*GOAL OF THE EXERCISE*:
Lines that hold the word "object" should be located and copied.

*GIVEN ENTRIES*:
────────────────────────────────────────
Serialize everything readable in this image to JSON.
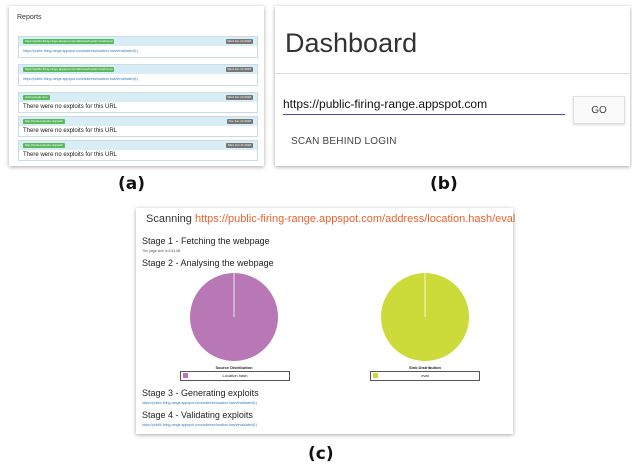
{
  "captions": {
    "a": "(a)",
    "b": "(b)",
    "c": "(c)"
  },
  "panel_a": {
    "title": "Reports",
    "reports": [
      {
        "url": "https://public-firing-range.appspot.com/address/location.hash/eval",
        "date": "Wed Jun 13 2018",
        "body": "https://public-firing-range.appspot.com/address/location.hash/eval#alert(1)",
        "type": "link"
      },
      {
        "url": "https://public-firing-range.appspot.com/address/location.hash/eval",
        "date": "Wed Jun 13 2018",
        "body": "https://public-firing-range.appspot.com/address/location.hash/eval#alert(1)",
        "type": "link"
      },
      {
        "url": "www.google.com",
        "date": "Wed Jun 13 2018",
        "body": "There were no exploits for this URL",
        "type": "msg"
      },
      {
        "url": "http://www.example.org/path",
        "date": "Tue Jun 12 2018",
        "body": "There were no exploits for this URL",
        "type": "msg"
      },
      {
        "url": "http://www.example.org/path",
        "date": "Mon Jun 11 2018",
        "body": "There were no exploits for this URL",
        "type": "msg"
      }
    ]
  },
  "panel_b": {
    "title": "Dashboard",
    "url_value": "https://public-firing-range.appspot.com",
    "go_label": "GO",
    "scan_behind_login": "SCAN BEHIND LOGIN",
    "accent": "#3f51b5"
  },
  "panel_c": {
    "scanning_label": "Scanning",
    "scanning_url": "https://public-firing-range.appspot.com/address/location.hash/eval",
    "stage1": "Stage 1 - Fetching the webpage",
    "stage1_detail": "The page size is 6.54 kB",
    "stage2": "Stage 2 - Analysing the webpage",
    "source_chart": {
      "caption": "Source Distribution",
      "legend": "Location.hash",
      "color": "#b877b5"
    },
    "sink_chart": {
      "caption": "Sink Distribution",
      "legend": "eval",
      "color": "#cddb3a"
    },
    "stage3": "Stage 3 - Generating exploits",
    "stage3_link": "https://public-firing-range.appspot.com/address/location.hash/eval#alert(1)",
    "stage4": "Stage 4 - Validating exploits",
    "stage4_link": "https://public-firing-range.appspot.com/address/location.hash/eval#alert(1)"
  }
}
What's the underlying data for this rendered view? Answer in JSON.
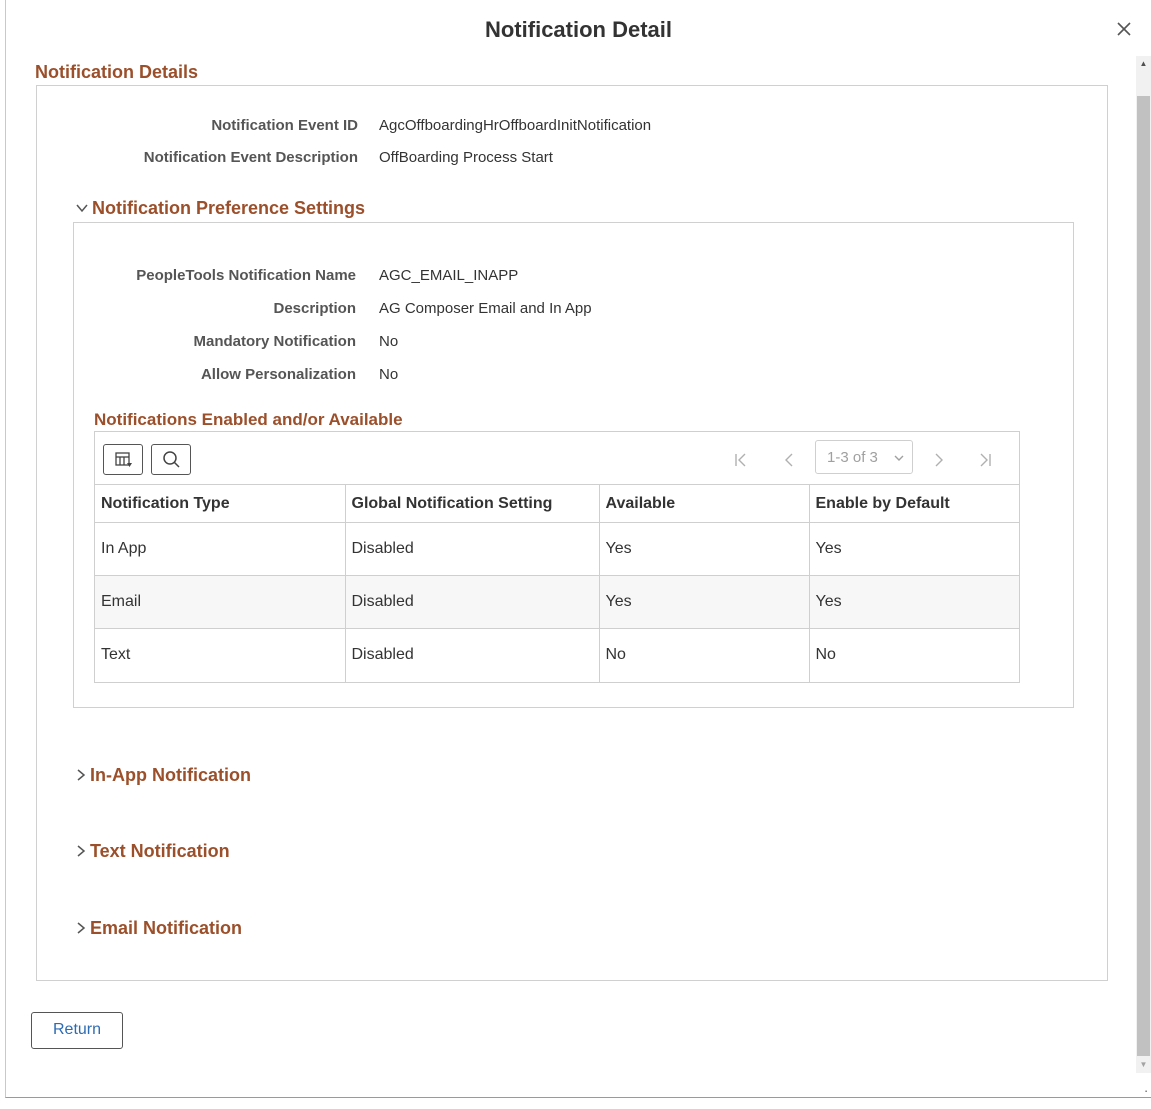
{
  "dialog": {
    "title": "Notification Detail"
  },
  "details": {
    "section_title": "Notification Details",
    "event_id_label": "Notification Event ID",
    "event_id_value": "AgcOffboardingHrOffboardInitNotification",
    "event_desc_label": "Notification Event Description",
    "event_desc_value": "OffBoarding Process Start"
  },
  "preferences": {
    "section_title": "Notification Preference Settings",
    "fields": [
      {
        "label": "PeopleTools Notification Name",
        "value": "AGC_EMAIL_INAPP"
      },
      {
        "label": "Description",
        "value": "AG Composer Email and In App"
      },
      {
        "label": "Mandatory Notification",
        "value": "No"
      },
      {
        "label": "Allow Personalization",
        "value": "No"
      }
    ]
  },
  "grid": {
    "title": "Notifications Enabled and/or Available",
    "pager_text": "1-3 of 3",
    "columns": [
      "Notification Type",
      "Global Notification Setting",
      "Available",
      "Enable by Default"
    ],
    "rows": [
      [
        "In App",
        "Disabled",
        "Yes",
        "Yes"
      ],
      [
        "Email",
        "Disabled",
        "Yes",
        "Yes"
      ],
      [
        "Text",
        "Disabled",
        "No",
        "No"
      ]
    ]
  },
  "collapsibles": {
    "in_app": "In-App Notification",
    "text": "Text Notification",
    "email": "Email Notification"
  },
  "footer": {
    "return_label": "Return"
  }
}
────────────────────────────────────────
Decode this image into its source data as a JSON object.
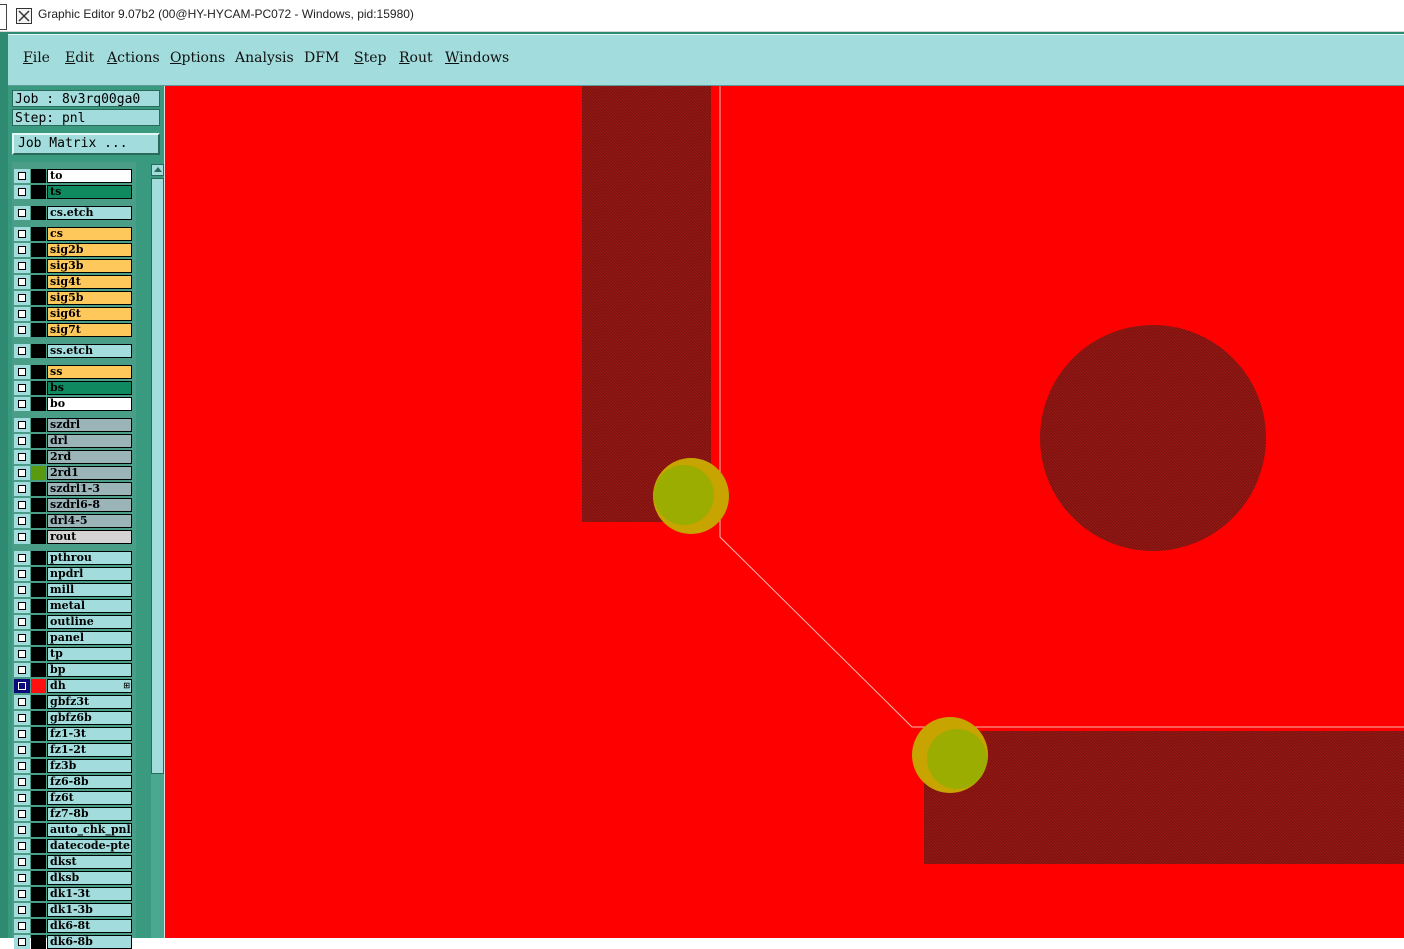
────────────────────────────────────────
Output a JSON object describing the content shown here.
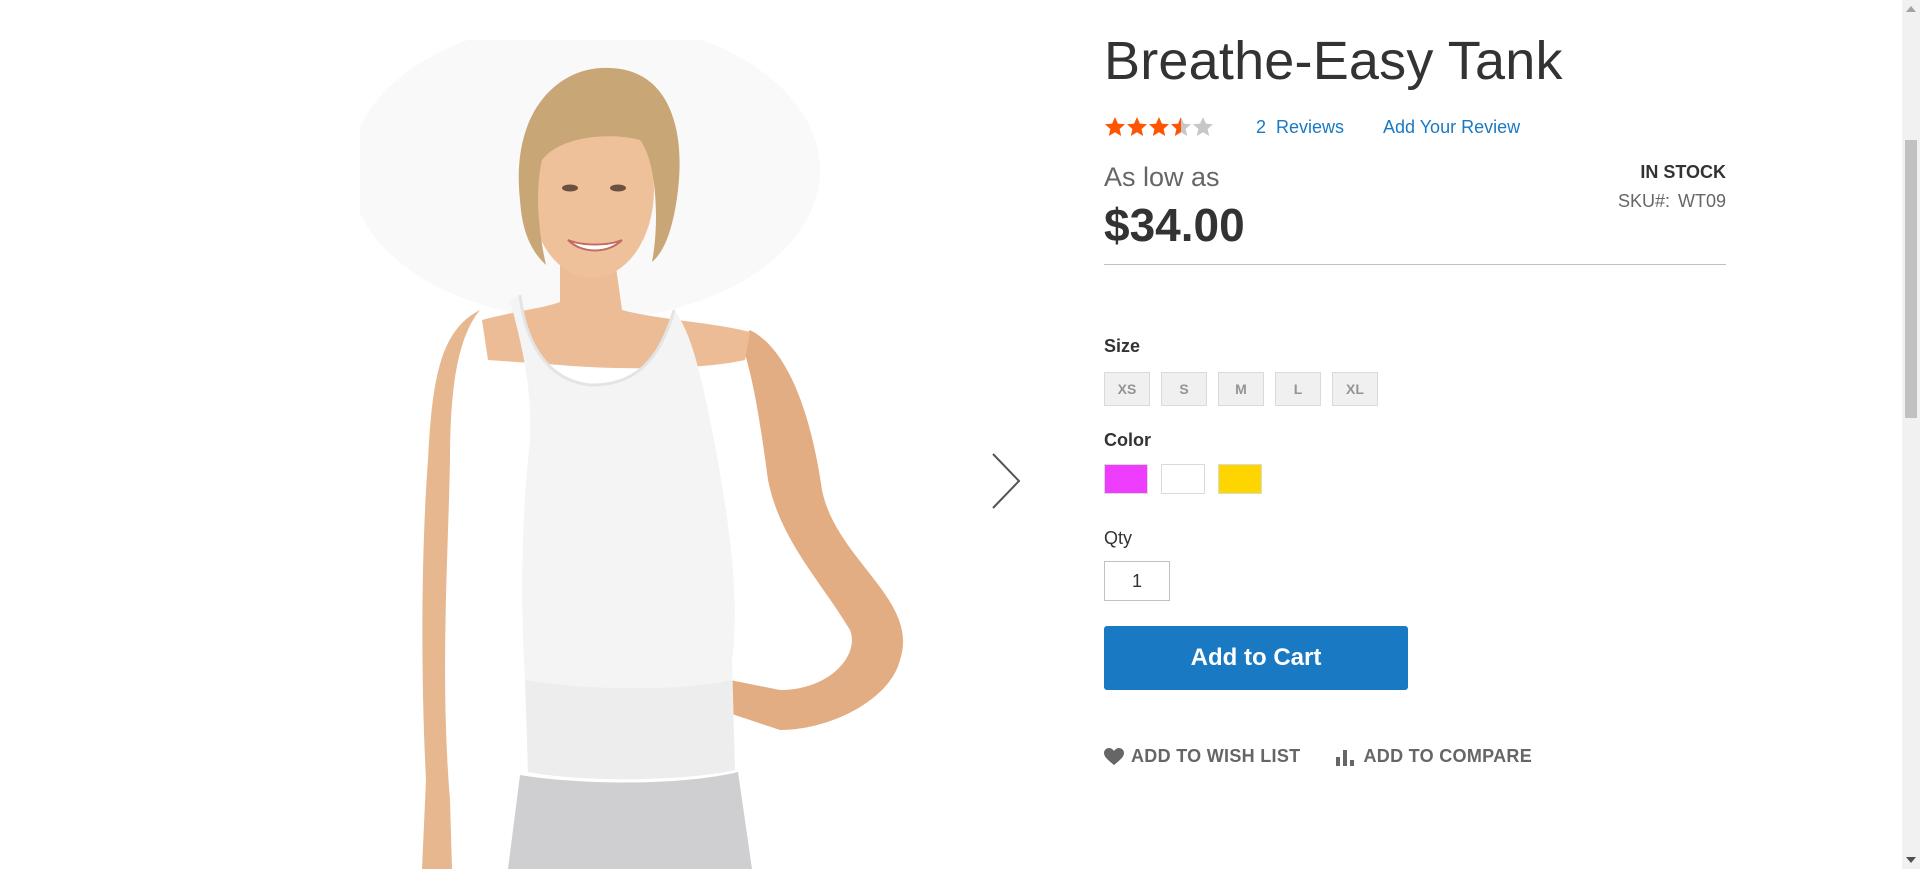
────────────────────────────────────────
*RESPONSE*:
Decode this image into its source data as a JSON object.
Output a JSON object describing the content shown here.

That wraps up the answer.